The problem: Write out all lines holding the word "Distribution".
• • • •
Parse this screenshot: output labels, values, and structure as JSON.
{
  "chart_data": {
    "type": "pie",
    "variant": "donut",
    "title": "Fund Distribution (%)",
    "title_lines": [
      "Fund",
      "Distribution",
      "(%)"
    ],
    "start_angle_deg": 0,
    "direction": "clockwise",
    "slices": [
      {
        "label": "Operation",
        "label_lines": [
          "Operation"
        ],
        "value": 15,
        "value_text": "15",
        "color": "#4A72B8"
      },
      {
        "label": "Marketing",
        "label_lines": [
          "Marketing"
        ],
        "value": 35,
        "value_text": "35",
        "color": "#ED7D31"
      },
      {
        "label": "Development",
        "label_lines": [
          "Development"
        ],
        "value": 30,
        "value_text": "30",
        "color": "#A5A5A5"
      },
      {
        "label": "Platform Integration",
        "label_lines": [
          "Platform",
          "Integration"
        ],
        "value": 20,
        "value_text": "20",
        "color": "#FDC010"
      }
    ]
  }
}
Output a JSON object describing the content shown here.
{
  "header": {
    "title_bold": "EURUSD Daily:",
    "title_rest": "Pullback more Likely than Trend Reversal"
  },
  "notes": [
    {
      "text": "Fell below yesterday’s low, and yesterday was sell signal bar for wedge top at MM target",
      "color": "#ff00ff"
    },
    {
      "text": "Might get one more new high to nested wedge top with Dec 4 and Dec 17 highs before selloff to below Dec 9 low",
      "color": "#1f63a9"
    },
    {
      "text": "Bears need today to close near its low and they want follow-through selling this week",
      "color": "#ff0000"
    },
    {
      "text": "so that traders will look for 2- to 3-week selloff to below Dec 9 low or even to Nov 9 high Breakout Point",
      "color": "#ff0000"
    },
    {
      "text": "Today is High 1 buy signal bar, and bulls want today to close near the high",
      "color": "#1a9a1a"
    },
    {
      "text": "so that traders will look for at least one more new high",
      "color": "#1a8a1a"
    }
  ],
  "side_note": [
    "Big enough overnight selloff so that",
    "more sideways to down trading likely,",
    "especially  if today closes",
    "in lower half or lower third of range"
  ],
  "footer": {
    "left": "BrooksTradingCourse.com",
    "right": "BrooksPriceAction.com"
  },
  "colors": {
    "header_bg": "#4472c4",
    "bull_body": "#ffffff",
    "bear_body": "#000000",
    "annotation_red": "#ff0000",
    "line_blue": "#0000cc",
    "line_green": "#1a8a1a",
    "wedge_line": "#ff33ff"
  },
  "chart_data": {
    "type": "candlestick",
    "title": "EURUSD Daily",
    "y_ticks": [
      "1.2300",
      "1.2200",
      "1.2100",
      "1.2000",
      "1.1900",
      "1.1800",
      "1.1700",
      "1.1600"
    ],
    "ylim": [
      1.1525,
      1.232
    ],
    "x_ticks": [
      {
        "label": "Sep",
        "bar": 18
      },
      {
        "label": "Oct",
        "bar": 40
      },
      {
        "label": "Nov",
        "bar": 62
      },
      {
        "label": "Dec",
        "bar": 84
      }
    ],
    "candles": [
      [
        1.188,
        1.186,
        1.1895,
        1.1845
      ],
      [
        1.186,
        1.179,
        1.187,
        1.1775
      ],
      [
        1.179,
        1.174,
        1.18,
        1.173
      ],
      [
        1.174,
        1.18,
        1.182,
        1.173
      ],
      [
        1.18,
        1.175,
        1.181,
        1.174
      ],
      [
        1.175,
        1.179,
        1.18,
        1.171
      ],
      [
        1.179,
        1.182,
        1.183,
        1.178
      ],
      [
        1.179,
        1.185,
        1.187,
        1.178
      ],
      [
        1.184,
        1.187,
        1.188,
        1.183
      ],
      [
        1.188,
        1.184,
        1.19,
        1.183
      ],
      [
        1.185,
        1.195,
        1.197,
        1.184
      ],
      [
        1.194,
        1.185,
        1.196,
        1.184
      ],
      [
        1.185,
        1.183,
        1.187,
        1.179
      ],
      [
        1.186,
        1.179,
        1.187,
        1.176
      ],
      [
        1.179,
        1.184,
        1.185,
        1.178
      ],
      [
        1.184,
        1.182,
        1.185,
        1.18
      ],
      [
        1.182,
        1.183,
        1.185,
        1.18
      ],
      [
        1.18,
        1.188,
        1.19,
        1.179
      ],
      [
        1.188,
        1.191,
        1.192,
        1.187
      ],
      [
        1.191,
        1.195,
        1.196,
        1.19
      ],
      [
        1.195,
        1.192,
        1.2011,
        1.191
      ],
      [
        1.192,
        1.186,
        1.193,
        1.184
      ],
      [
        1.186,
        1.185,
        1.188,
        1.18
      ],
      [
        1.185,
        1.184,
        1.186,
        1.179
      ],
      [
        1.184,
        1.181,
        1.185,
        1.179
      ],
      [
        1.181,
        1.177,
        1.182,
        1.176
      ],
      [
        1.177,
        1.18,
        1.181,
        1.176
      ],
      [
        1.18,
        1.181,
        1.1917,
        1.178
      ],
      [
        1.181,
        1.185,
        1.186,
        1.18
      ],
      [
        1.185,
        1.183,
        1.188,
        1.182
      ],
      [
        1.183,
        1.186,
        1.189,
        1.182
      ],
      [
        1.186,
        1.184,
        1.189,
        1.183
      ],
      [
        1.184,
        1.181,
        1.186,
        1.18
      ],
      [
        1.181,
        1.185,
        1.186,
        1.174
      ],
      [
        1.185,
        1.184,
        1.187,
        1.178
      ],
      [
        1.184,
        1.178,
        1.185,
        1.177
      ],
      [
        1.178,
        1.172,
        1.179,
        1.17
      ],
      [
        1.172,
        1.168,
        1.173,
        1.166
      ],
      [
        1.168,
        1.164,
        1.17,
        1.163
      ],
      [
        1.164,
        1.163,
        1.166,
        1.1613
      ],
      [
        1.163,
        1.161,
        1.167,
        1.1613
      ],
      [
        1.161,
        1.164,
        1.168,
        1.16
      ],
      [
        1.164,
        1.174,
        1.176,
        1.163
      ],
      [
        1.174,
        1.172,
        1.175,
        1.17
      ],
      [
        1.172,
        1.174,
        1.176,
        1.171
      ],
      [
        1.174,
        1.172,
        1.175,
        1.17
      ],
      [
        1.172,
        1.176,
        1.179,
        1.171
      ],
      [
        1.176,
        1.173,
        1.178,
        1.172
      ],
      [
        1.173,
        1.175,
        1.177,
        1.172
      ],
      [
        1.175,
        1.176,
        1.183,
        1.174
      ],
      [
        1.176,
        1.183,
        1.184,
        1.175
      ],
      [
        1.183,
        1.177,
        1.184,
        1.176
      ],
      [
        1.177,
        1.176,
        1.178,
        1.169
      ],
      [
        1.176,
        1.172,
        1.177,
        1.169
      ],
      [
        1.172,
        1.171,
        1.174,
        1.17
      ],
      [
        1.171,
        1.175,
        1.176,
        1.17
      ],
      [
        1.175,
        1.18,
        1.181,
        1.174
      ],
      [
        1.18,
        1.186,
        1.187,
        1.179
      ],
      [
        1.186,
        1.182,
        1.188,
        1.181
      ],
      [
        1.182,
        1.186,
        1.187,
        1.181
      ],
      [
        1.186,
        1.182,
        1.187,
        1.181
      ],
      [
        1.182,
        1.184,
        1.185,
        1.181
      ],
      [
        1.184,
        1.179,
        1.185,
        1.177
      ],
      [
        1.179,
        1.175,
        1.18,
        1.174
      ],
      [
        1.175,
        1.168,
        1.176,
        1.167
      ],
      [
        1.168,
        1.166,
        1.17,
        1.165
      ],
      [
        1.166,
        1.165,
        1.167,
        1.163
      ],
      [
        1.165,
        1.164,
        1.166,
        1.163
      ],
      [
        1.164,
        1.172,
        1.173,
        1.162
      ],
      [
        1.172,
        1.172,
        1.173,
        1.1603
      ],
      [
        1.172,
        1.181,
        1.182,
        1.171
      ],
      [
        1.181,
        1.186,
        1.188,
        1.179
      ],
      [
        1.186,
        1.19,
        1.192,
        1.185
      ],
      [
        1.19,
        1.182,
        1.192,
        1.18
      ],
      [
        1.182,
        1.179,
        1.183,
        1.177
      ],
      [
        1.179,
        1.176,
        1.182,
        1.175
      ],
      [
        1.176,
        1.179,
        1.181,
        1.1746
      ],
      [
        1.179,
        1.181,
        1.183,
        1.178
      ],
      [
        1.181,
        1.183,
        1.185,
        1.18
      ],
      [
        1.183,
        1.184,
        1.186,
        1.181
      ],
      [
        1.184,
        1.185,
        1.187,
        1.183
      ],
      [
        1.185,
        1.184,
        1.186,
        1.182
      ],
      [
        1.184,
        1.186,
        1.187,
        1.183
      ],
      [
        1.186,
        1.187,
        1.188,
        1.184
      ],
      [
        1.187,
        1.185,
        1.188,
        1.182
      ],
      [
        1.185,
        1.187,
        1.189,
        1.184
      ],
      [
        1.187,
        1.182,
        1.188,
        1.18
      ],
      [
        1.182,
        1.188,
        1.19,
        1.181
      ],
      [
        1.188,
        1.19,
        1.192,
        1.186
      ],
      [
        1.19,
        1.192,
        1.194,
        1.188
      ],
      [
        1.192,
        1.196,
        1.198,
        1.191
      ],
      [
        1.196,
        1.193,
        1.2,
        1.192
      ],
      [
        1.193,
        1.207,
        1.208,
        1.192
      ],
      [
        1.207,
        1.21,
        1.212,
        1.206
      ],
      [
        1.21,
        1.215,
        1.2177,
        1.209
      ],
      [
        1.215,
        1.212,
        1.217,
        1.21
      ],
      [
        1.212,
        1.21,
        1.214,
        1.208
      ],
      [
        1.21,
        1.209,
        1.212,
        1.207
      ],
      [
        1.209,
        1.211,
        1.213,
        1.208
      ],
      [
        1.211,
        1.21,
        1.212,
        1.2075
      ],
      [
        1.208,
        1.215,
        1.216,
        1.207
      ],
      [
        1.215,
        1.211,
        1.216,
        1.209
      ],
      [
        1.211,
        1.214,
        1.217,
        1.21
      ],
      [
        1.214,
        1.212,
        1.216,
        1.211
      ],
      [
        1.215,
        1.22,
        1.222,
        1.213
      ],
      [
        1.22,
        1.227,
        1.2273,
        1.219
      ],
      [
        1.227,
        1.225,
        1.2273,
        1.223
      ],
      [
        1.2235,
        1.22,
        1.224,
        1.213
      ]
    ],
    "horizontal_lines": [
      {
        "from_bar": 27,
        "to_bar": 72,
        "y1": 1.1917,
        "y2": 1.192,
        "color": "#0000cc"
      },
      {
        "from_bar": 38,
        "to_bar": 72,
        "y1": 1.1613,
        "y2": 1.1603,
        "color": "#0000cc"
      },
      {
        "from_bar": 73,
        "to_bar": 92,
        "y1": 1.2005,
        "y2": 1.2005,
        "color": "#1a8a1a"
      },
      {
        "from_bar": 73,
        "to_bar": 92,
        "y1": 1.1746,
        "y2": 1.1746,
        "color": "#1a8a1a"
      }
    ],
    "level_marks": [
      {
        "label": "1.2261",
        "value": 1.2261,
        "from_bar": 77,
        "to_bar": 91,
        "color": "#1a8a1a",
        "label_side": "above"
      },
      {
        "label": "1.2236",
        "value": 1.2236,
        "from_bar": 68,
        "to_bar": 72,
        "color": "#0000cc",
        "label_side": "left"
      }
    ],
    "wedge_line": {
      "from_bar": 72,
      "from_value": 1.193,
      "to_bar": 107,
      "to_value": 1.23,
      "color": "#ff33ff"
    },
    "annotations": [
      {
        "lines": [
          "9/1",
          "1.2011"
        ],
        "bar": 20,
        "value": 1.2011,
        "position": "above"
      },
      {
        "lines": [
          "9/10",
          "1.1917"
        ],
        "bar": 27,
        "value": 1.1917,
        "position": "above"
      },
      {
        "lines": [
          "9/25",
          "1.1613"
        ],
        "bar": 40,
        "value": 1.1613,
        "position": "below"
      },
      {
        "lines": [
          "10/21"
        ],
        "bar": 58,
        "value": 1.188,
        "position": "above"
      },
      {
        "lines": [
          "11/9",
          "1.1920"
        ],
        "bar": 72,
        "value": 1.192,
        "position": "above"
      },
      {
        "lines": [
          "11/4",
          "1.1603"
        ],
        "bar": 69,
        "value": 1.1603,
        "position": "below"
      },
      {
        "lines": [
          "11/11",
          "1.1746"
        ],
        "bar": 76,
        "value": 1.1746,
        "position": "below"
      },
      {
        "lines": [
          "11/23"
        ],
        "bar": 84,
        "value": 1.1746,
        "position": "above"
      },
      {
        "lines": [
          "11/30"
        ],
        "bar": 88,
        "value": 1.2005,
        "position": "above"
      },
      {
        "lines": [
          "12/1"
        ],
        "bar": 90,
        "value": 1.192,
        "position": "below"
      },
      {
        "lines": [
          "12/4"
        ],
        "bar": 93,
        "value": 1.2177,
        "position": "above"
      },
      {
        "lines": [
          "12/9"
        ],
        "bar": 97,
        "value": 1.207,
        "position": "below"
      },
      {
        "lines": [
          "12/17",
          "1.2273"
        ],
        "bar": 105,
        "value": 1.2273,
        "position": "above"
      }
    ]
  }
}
• • • •
Finished exercise:
    "title": "Fund Distribution (%)",
      "Distribution",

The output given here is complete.